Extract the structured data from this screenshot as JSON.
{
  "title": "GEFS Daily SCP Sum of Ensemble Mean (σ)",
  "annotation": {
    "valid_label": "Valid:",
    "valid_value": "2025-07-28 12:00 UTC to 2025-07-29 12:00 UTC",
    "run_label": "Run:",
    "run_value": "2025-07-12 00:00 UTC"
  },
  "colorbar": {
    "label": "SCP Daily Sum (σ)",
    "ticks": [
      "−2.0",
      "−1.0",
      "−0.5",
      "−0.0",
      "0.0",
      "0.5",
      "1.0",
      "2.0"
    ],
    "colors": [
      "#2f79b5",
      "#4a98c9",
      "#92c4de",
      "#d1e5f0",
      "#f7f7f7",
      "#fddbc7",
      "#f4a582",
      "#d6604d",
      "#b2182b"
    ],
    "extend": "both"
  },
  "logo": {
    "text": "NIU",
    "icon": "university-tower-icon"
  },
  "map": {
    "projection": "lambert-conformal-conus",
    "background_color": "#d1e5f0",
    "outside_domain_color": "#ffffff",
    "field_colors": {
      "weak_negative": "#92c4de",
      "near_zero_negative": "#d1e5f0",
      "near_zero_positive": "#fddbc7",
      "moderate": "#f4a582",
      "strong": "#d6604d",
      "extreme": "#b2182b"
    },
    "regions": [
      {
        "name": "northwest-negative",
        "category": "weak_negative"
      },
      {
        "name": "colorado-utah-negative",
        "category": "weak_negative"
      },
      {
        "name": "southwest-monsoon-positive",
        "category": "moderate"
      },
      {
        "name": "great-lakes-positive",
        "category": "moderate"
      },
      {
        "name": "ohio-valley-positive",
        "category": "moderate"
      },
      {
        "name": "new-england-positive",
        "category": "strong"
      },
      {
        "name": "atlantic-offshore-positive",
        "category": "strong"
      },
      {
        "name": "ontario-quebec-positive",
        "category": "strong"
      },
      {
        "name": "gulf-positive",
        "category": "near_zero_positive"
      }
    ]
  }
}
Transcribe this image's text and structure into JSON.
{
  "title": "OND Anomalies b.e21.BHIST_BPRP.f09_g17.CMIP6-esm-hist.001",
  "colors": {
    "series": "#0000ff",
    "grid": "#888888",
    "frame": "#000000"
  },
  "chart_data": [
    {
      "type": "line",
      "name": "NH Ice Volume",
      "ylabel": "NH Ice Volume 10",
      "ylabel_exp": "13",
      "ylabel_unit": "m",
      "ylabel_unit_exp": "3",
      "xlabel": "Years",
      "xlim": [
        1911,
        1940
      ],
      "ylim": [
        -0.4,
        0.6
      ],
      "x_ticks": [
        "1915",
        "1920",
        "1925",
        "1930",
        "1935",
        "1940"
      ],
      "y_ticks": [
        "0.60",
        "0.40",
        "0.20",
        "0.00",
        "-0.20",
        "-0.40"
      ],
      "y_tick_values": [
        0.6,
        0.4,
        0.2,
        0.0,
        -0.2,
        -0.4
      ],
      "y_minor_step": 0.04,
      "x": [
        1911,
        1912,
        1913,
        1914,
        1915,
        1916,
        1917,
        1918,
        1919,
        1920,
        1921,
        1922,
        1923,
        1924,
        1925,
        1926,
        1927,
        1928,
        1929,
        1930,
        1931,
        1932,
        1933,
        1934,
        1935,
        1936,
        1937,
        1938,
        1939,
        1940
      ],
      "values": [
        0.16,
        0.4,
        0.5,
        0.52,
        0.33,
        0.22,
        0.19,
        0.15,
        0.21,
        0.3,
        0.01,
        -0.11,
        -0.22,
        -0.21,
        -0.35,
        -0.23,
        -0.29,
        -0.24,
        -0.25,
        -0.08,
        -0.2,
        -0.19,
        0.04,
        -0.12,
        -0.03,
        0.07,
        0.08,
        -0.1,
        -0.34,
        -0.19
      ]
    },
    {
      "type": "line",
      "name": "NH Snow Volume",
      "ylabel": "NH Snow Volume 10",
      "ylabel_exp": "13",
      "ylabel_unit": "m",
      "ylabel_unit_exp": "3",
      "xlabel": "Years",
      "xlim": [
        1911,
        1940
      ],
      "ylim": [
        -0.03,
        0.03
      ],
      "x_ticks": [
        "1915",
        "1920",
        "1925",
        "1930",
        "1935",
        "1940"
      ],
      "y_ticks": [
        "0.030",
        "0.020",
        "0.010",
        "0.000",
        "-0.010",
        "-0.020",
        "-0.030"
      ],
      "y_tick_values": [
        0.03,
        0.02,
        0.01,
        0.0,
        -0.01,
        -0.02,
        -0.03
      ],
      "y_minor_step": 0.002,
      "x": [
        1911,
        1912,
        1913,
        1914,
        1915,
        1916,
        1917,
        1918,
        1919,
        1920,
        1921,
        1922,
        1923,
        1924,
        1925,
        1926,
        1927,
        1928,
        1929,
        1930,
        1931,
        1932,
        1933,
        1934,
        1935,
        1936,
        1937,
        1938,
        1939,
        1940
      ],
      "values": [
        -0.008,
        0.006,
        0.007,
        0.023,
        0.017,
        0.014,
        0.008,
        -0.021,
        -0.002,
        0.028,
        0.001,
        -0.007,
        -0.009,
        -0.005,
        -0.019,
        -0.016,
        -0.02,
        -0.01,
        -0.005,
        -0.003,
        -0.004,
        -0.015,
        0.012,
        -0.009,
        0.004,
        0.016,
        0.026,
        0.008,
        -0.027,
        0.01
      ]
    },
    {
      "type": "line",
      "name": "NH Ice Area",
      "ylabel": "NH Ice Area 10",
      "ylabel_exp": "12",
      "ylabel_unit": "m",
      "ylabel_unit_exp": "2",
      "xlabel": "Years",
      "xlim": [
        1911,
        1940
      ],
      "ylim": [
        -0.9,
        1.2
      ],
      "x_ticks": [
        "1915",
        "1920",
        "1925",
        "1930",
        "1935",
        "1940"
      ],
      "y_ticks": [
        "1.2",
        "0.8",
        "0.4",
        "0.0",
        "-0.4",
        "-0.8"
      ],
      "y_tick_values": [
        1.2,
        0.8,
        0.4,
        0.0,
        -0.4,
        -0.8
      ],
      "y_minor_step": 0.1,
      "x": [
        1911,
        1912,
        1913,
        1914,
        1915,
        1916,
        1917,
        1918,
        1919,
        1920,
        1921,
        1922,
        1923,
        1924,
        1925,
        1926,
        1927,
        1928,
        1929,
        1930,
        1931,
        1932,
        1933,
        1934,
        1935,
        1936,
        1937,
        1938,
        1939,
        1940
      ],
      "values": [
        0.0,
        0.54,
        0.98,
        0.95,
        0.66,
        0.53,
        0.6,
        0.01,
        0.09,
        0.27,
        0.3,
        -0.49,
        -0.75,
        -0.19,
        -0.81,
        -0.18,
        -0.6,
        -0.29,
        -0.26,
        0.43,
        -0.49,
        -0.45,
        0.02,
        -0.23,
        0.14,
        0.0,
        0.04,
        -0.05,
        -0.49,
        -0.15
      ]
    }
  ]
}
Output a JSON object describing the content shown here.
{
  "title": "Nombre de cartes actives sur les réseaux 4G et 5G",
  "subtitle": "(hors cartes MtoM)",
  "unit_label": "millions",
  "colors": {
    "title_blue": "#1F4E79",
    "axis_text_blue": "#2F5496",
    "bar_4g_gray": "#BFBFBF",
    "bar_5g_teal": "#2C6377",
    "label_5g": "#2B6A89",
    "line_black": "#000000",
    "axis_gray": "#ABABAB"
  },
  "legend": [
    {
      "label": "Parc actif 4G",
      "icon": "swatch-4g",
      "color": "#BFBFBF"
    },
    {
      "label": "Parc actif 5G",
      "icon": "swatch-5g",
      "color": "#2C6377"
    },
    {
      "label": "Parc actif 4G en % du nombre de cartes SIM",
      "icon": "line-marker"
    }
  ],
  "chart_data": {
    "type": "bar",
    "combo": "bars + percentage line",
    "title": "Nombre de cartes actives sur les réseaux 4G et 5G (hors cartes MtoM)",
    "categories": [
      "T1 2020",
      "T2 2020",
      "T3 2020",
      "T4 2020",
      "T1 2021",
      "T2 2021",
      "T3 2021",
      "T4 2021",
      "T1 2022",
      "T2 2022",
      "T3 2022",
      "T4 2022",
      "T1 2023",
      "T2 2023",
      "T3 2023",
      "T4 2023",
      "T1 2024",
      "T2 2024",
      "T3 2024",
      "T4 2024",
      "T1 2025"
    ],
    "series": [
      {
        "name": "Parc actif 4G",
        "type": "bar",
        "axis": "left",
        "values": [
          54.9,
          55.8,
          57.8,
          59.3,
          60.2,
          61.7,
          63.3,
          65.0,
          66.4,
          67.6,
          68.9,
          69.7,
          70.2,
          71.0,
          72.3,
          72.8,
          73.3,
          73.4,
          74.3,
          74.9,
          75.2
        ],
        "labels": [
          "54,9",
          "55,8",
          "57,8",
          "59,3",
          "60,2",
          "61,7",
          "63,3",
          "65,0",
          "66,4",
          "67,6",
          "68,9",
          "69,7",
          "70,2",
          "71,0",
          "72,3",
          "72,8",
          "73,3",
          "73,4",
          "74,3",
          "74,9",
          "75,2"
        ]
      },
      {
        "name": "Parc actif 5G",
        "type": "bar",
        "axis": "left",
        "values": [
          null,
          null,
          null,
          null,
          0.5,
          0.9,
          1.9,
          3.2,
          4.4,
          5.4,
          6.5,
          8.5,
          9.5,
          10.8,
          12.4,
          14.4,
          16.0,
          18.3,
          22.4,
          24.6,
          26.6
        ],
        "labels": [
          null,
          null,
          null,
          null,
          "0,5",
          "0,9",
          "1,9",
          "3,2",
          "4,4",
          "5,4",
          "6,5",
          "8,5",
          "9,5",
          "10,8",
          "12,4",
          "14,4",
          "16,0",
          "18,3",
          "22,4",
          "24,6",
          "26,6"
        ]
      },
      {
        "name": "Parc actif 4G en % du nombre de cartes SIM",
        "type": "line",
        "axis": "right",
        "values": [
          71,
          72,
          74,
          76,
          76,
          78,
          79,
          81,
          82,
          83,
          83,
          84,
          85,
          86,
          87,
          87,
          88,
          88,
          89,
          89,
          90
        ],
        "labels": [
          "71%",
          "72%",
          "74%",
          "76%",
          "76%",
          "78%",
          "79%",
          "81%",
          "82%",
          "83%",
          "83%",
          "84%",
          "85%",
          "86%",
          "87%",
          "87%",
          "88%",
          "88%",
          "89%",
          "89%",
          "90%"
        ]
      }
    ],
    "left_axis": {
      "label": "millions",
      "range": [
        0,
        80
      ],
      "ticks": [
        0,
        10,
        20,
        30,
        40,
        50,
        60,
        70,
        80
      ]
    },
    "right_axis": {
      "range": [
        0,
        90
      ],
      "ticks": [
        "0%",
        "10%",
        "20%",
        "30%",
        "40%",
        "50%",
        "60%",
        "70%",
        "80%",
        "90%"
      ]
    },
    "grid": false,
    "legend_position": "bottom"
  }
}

****************************************

## The exercise
Return all lines with the word "cartes" in them.

## Solution to the problem
  "title": "Nombre de cartes actives sur les réseaux 4G et 5G",
  "subtitle": "(hors cartes MtoM)",
      "label": "Parc actif 4G en % du nombre de cartes SIM",
    "title": "Nombre de cartes actives sur les réseaux 4G et 5G (hors cartes MtoM)",
        "name": "Parc actif 4G en % du nombre de cartes SIM",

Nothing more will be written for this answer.